* [What you need to do] Copy every entry exactly as given, minus the images.

— begin Provided records —

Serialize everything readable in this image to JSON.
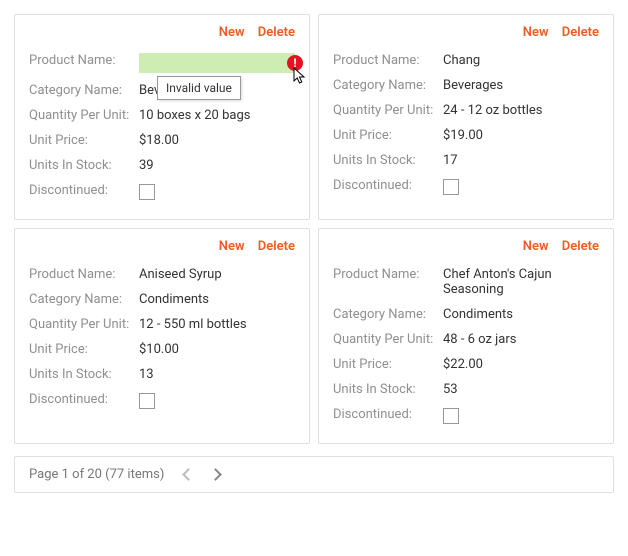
{
  "labels": {
    "productName": "Product Name:",
    "categoryName": "Category Name:",
    "quantityPerUnit": "Quantity Per Unit:",
    "unitPrice": "Unit Price:",
    "unitsInStock": "Units In Stock:",
    "discontinued": "Discontinued:"
  },
  "actions": {
    "new": "New",
    "delete": "Delete"
  },
  "tooltip": "Invalid value",
  "errorGlyph": "!",
  "cards": [
    {
      "editing": true,
      "productName": "",
      "categoryName": "Beverages",
      "quantityPerUnit": "10 boxes x 20 bags",
      "unitPrice": "$18.00",
      "unitsInStock": "39",
      "discontinued": false
    },
    {
      "editing": false,
      "productName": "Chang",
      "categoryName": "Beverages",
      "quantityPerUnit": "24 - 12 oz bottles",
      "unitPrice": "$19.00",
      "unitsInStock": "17",
      "discontinued": false
    },
    {
      "editing": false,
      "productName": "Aniseed Syrup",
      "categoryName": "Condiments",
      "quantityPerUnit": "12 - 550 ml bottles",
      "unitPrice": "$10.00",
      "unitsInStock": "13",
      "discontinued": false
    },
    {
      "editing": false,
      "productName": "Chef Anton's Cajun Seasoning",
      "categoryName": "Condiments",
      "quantityPerUnit": "48 - 6 oz jars",
      "unitPrice": "$22.00",
      "unitsInStock": "53",
      "discontinued": false
    }
  ],
  "pager": {
    "text": "Page 1 of 20 (77 items)"
  }
}
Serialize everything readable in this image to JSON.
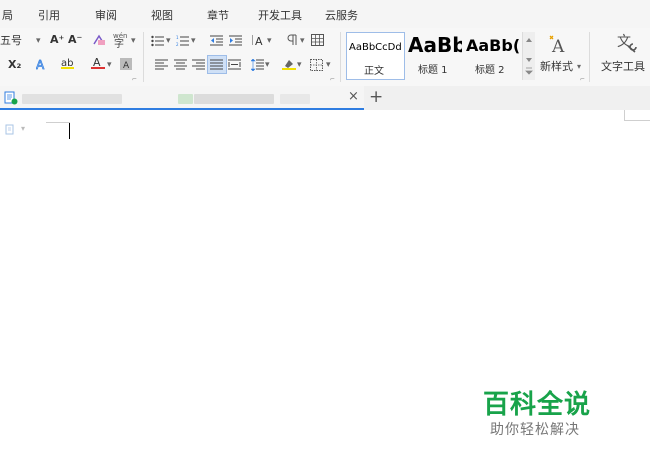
{
  "menu": [
    "局",
    "引用",
    "审阅",
    "视图",
    "章节",
    "开发工具",
    "云服务"
  ],
  "ribbon": {
    "font_size": "五号",
    "dropdown_arrow": "▾",
    "subscript_label": "X₂",
    "grow_font": "A⁺",
    "shrink_font": "A⁻",
    "pinyin_label": "wén",
    "styles_gallery": [
      {
        "preview": "AaBbCcDd",
        "label": "正文"
      },
      {
        "preview": "AaBb",
        "label": "标题 1"
      },
      {
        "preview": "AaBb(",
        "label": "标题 2"
      }
    ],
    "new_style": "新样式",
    "text_tools": "文字工具",
    "group_launcher": "⌐"
  },
  "tabs": {
    "close": "×",
    "new_tab": "+"
  },
  "watermark": {
    "title": "百科全说",
    "subtitle": "助你轻松解决"
  },
  "colors": {
    "accent": "#2f7de1",
    "brand_green": "#18a34a",
    "font_color_red": "#d33",
    "highlight_yellow": "#f2e000"
  }
}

— end Provided records —

* [Complete answer]
Serialize everything readable in this image to JSON.
{
  "labels": {
    "productName": "Product Name:",
    "categoryName": "Category Name:",
    "quantityPerUnit": "Quantity Per Unit:",
    "unitPrice": "Unit Price:",
    "unitsInStock": "Units In Stock:",
    "discontinued": "Discontinued:"
  },
  "actions": {
    "new": "New",
    "delete": "Delete"
  },
  "tooltip": "Invalid value",
  "errorGlyph": "!",
  "cards": [
    {
      "editing": true,
      "productName": "",
      "categoryName": "Beverages",
      "quantityPerUnit": "10 boxes x 20 bags",
      "unitPrice": "$18.00",
      "unitsInStock": "39",
      "discontinued": false
    },
    {
      "editing": false,
      "productName": "Chang",
      "categoryName": "Beverages",
      "quantityPerUnit": "24 - 12 oz bottles",
      "unitPrice": "$19.00",
      "unitsInStock": "17",
      "discontinued": false
    },
    {
      "editing": false,
      "productName": "Aniseed Syrup",
      "categoryName": "Condiments",
      "quantityPerUnit": "12 - 550 ml bottles",
      "unitPrice": "$10.00",
      "unitsInStock": "13",
      "discontinued": false
    },
    {
      "editing": false,
      "productName": "Chef Anton's Cajun Seasoning",
      "categoryName": "Condiments",
      "quantityPerUnit": "48 - 6 oz jars",
      "unitPrice": "$22.00",
      "unitsInStock": "53",
      "discontinued": false
    }
  ],
  "pager": {
    "text": "Page 1 of 20 (77 items)"
  }
}
Serialize everything readable in this image to JSON.
{
  "menu": [
    "局",
    "引用",
    "审阅",
    "视图",
    "章节",
    "开发工具",
    "云服务"
  ],
  "ribbon": {
    "font_size": "五号",
    "dropdown_arrow": "▾",
    "subscript_label": "X₂",
    "grow_font": "A⁺",
    "shrink_font": "A⁻",
    "pinyin_label": "wén",
    "styles_gallery": [
      {
        "preview": "AaBbCcDd",
        "label": "正文"
      },
      {
        "preview": "AaBb",
        "label": "标题 1"
      },
      {
        "preview": "AaBb(",
        "label": "标题 2"
      }
    ],
    "new_style": "新样式",
    "text_tools": "文字工具",
    "group_launcher": "⌐"
  },
  "tabs": {
    "close": "×",
    "new_tab": "+"
  },
  "watermark": {
    "title": "百科全说",
    "subtitle": "助你轻松解决"
  },
  "colors": {
    "accent": "#2f7de1",
    "brand_green": "#18a34a",
    "font_color_red": "#d33",
    "highlight_yellow": "#f2e000"
  }
}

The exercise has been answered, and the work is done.